Written instruction: Extract each line holding the word "рахунок" from the entries.

____________

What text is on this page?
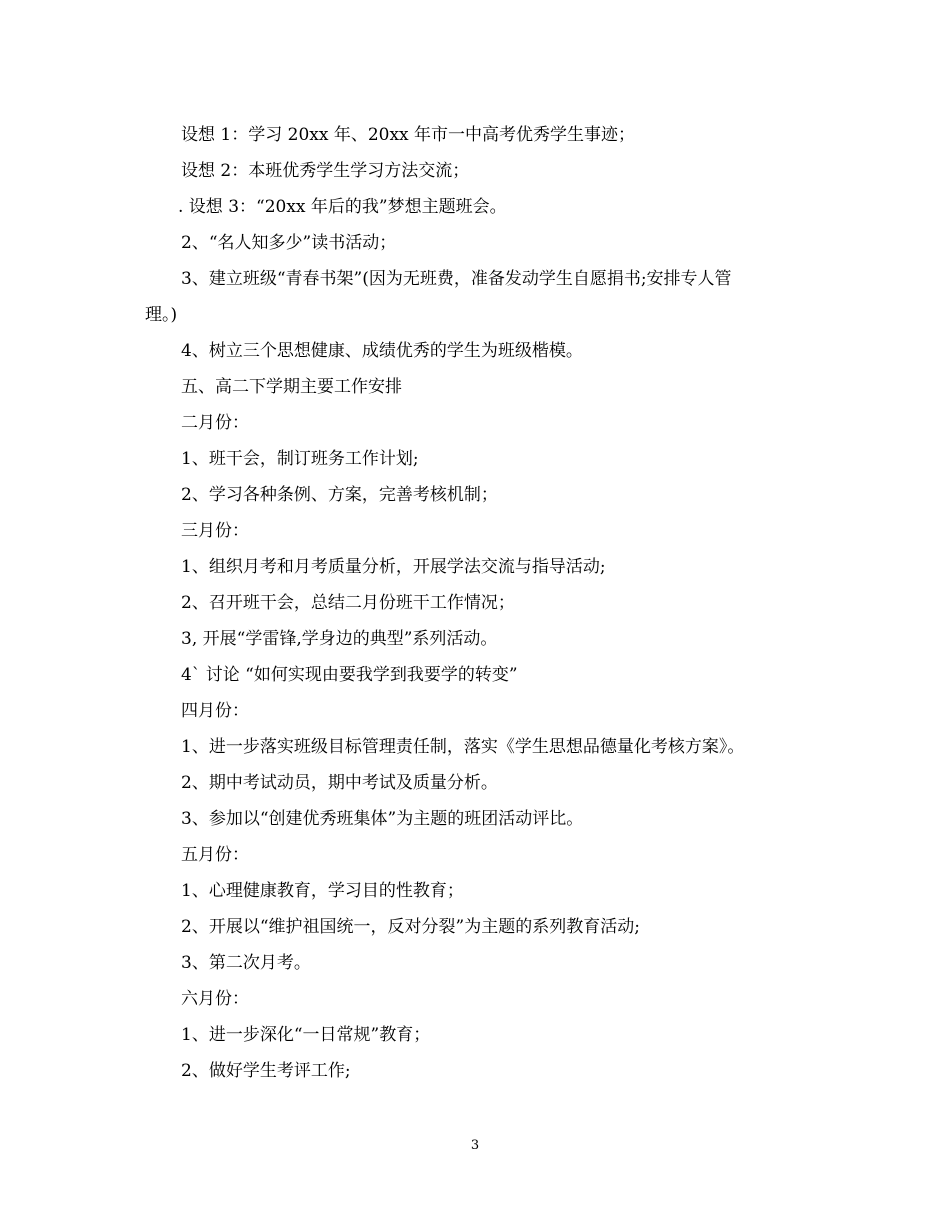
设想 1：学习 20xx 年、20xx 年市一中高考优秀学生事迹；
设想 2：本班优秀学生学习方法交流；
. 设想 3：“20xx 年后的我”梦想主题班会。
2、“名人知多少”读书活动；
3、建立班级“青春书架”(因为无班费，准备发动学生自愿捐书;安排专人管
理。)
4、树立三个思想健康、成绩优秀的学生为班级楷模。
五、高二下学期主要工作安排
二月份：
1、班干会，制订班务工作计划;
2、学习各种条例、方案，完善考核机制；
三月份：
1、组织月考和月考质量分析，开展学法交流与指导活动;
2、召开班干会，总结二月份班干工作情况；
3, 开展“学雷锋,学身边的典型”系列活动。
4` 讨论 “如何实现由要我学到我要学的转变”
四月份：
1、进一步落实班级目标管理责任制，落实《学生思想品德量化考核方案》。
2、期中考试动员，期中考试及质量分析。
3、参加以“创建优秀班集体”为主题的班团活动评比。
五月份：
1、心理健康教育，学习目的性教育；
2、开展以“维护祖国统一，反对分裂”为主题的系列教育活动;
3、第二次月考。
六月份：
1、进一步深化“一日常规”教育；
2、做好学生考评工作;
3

____________

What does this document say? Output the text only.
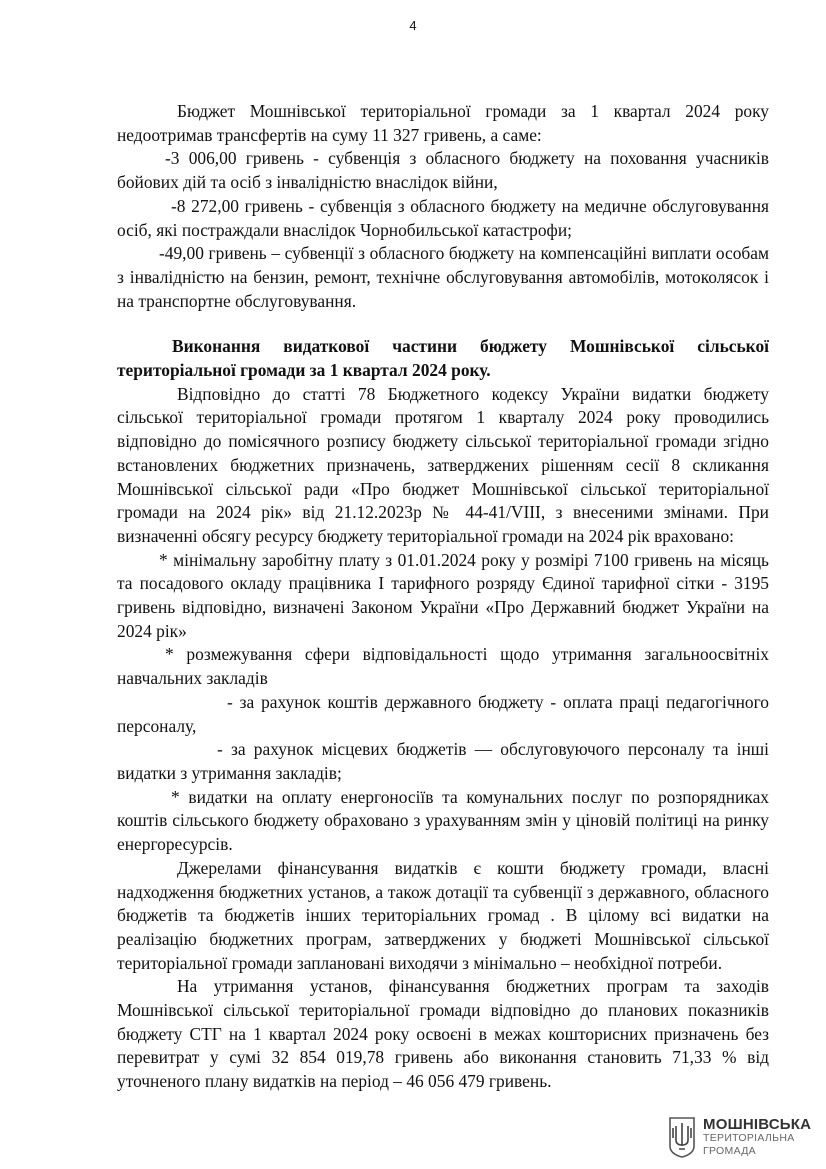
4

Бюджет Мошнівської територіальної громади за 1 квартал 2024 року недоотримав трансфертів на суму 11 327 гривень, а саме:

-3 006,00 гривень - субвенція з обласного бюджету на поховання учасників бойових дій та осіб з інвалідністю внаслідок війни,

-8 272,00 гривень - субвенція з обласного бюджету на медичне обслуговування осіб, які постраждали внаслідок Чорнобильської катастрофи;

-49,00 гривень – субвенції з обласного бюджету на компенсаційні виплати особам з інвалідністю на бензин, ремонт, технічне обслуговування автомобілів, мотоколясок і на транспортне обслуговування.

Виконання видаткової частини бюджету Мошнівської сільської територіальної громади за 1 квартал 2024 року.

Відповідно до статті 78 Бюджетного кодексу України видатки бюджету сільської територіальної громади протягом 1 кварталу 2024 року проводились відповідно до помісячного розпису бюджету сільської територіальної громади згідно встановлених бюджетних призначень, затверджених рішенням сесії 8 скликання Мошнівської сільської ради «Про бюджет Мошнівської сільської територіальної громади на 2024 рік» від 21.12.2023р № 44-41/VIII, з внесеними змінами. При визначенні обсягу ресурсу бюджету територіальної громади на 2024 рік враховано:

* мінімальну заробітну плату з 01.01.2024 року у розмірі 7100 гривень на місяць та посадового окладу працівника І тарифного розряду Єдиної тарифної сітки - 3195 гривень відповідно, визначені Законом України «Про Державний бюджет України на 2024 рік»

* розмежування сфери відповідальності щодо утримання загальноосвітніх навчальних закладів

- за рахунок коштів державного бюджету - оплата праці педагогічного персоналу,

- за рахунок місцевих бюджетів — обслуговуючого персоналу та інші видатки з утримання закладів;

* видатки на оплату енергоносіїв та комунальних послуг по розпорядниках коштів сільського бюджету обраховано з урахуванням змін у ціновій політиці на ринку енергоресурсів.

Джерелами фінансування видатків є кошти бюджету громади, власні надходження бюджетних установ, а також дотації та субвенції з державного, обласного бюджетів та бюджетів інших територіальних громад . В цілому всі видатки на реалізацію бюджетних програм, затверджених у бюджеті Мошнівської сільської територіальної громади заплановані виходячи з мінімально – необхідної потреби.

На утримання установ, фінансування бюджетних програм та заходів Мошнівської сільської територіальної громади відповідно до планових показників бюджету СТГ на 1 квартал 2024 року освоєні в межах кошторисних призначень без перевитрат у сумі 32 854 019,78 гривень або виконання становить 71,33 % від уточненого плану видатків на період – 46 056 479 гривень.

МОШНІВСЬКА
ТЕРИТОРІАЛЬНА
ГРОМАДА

____________

In response:
- за рахунок коштів державного бюджету - оплата праці педагогічного персоналу,
- за рахунок місцевих бюджетів — обслуговуючого персоналу та інші видатки з утримання закладів;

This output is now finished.